WHAT THE TASK ASKS: Look for the string "تخصيص" in every line, and copy each line that has it.

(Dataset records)
┌──
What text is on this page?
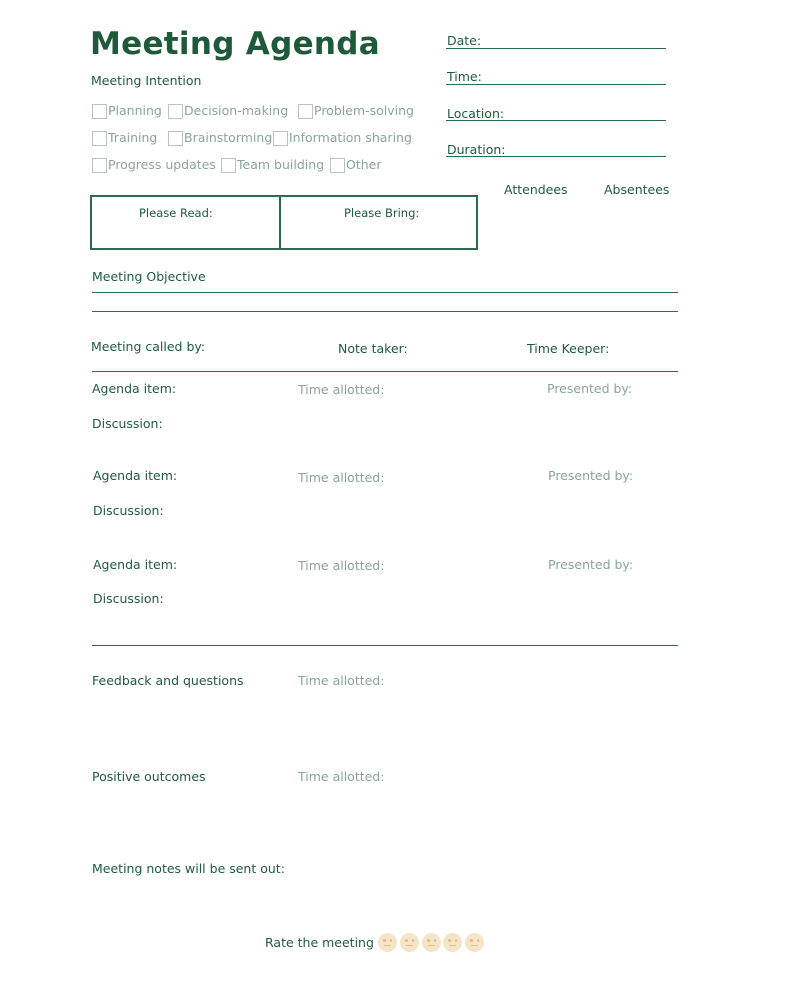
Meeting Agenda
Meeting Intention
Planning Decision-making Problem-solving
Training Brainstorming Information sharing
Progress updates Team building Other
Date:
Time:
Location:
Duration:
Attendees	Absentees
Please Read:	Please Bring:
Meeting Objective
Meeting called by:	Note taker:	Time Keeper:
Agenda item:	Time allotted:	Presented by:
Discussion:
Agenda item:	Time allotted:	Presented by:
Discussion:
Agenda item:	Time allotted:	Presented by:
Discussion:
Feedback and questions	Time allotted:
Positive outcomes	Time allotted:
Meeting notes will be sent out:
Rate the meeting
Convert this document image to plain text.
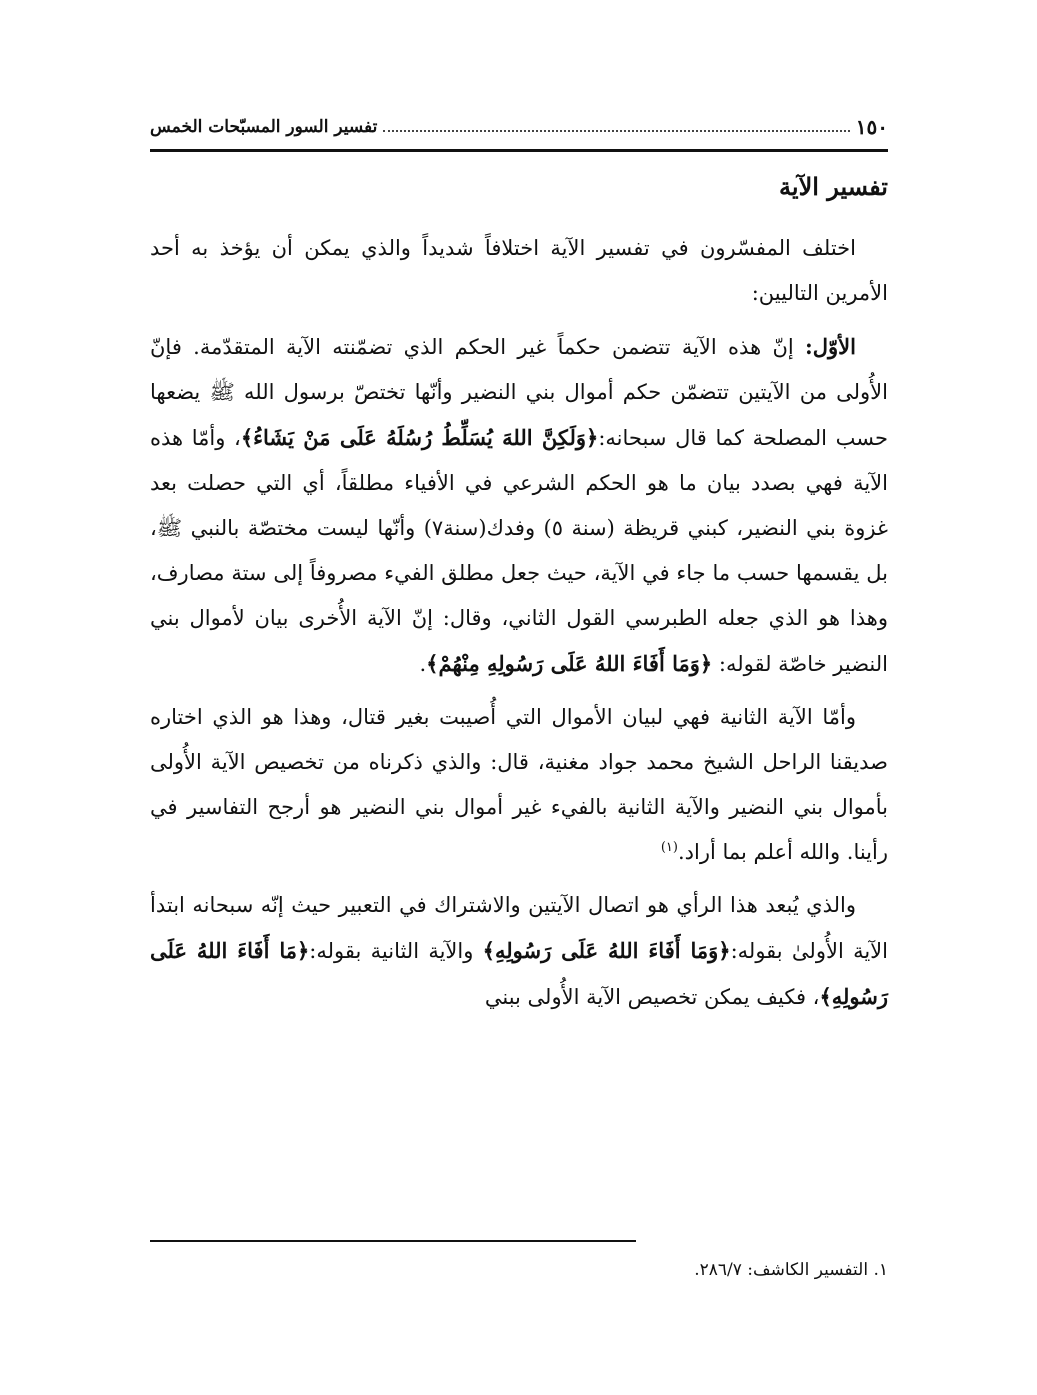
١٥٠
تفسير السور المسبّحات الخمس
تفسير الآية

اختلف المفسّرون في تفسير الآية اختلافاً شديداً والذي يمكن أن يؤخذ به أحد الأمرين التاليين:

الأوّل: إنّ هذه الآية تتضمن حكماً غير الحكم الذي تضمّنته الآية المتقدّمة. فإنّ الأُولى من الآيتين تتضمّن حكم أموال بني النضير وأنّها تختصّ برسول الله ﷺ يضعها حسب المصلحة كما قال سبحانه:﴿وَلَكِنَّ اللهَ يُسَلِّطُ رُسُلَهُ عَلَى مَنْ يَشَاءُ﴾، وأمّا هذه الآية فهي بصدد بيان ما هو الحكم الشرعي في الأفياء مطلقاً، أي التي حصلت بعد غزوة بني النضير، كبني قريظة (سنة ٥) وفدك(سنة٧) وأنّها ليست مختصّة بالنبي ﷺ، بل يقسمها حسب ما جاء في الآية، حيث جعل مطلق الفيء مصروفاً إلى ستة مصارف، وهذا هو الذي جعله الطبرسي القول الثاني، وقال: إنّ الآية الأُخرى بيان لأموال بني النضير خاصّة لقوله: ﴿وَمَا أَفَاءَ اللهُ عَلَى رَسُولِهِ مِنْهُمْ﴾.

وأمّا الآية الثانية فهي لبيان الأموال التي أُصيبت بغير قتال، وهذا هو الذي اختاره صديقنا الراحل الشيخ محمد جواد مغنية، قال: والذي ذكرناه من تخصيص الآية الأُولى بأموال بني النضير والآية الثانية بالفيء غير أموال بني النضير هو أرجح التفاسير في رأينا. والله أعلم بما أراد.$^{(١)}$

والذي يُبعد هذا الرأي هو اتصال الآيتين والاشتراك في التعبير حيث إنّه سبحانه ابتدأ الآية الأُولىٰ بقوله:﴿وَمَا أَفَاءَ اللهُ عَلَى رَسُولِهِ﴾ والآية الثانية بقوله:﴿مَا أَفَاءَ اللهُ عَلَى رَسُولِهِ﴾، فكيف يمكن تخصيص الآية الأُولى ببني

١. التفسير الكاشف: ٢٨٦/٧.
└──
TASK SOLUTION:
وأمّا الآية الثانية فهي لبيان الأموال التي أُصيبت بغير قتال، وهذا هو الذي اختاره صديقنا الراحل الشيخ محمد جواد مغنية، قال: والذي ذكرناه من تخصيص الآية الأُولى بأموال بني النضير والآية الثانية بالفيء غير أموال بني النضير هو أرجح التفاسير في رأينا. والله أعلم بما أراد.$^{(١)}$
والذي يُبعد هذا الرأي هو اتصال الآيتين والاشتراك في التعبير حيث إنّه سبحانه ابتدأ الآية الأُولىٰ بقوله:﴿وَمَا أَفَاءَ اللهُ عَلَى رَسُولِهِ﴾ والآية الثانية بقوله:﴿مَا أَفَاءَ اللهُ عَلَى رَسُولِهِ﴾، فكيف يمكن تخصيص الآية الأُولى ببني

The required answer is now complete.